***** Items *****

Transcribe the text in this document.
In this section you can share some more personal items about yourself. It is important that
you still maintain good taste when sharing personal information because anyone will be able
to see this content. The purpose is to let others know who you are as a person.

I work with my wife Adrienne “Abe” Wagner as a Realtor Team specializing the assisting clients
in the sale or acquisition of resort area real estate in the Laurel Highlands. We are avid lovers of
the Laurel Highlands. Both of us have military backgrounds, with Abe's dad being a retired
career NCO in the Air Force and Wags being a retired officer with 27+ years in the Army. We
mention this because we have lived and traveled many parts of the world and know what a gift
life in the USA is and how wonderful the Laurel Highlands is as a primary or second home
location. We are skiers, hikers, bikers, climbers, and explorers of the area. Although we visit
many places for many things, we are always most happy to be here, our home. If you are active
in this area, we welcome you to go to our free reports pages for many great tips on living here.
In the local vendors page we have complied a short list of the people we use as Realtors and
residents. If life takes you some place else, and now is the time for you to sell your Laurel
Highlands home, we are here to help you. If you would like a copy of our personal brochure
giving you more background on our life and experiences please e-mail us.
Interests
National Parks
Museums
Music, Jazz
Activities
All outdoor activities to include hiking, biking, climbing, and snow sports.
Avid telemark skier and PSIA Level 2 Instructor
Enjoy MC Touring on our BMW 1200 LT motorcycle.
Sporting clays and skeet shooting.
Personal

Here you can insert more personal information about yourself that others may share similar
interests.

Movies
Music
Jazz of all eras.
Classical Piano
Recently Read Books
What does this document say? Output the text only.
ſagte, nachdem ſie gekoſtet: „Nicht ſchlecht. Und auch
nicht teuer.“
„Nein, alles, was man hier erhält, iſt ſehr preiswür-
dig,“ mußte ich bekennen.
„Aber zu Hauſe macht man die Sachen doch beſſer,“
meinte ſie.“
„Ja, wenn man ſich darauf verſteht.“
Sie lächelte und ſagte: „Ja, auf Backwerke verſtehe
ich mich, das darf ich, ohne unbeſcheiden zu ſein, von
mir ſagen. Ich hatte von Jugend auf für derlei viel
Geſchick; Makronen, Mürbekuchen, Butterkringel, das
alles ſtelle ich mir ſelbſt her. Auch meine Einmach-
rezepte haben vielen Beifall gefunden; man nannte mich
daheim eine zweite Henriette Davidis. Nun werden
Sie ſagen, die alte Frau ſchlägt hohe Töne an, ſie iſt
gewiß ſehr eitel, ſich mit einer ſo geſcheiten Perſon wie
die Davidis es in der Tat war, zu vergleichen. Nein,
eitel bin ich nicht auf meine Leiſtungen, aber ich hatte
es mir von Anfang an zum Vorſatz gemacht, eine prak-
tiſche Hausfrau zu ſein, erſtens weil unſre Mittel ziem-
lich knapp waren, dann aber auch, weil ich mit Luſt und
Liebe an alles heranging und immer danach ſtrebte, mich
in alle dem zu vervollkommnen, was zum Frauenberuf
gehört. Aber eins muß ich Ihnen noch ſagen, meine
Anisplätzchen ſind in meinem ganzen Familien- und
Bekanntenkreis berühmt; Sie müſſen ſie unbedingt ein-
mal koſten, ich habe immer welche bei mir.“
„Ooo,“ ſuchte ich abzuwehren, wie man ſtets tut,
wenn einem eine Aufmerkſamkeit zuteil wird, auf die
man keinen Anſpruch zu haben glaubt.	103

*****

* _Your objective_:
Using the data above, repeat every line exactly.

* _Result of the task_:
Transcribe the text in this document.
In this section you can share some more personal items about yourself. It is important that
you still maintain good taste when sharing personal information because anyone will be able
to see this content. The purpose is to let others know who you are as a person.

I work with my wife Adrienne “Abe” Wagner as a Realtor Team specializing the assisting clients
in the sale or acquisition of resort area real estate in the Laurel Highlands. We are avid lovers of
the Laurel Highlands. Both of us have military backgrounds, with Abe's dad being a retired
career NCO in the Air Force and Wags being a retired officer with 27+ years in the Army. We
mention this because we have lived and traveled many parts of the world and know what a gift
life in the USA is and how wonderful the Laurel Highlands is as a primary or second home
location. We are skiers, hikers, bikers, climbers, and explorers of the area. Although we visit
many places for many things, we are always most happy to be here, our home. If you are active
in this area, we welcome you to go to our free reports pages for many great tips on living here.
In the local vendors page we have complied a short list of the people we use as Realtors and
residents. If life takes you some place else, and now is the time for you to sell your Laurel
Highlands home, we are here to help you. If you would like a copy of our personal brochure
giving you more background on our life and experiences please e-mail us.
Interests
National Parks
Museums
Music, Jazz
Activities
All outdoor activities to include hiking, biking, climbing, and snow sports.
Avid telemark skier and PSIA Level 2 Instructor
Enjoy MC Touring on our BMW 1200 LT motorcycle.
Sporting clays and skeet shooting.
Personal

Here you can insert more personal information about yourself that others may share similar
interests.

Movies
Music
Jazz of all eras.
Classical Piano
Recently Read Books
What does this document say? Output the text only.
ſagte, nachdem ſie gekoſtet: „Nicht ſchlecht. Und auch
nicht teuer.“
„Nein, alles, was man hier erhält, iſt ſehr preiswür-
dig,“ mußte ich bekennen.
„Aber zu Hauſe macht man die Sachen doch beſſer,“
meinte ſie.“
„Ja, wenn man ſich darauf verſteht.“
Sie lächelte und ſagte: „Ja, auf Backwerke verſtehe
ich mich, das darf ich, ohne unbeſcheiden zu ſein, von
mir ſagen. Ich hatte von Jugend auf für derlei viel
Geſchick; Makronen, Mürbekuchen, Butterkringel, das
alles ſtelle ich mir ſelbſt her. Auch meine Einmach-
rezepte haben vielen Beifall gefunden; man nannte mich
daheim eine zweite Henriette Davidis. Nun werden
Sie ſagen, die alte Frau ſchlägt hohe Töne an, ſie iſt
gewiß ſehr eitel, ſich mit einer ſo geſcheiten Perſon wie
die Davidis es in der Tat war, zu vergleichen. Nein,
eitel bin ich nicht auf meine Leiſtungen, aber ich hatte
es mir von Anfang an zum Vorſatz gemacht, eine prak-
tiſche Hausfrau zu ſein, erſtens weil unſre Mittel ziem-
lich knapp waren, dann aber auch, weil ich mit Luſt und
Liebe an alles heranging und immer danach ſtrebte, mich
in alle dem zu vervollkommnen, was zum Frauenberuf
gehört. Aber eins muß ich Ihnen noch ſagen, meine
Anisplätzchen ſind in meinem ganzen Familien- und
Bekanntenkreis berühmt; Sie müſſen ſie unbedingt ein-
mal koſten, ich habe immer welche bei mir.“
„Ooo,“ ſuchte ich abzuwehren, wie man ſtets tut,
wenn einem eine Aufmerkſamkeit zuteil wird, auf die
man keinen Anſpruch zu haben glaubt.	103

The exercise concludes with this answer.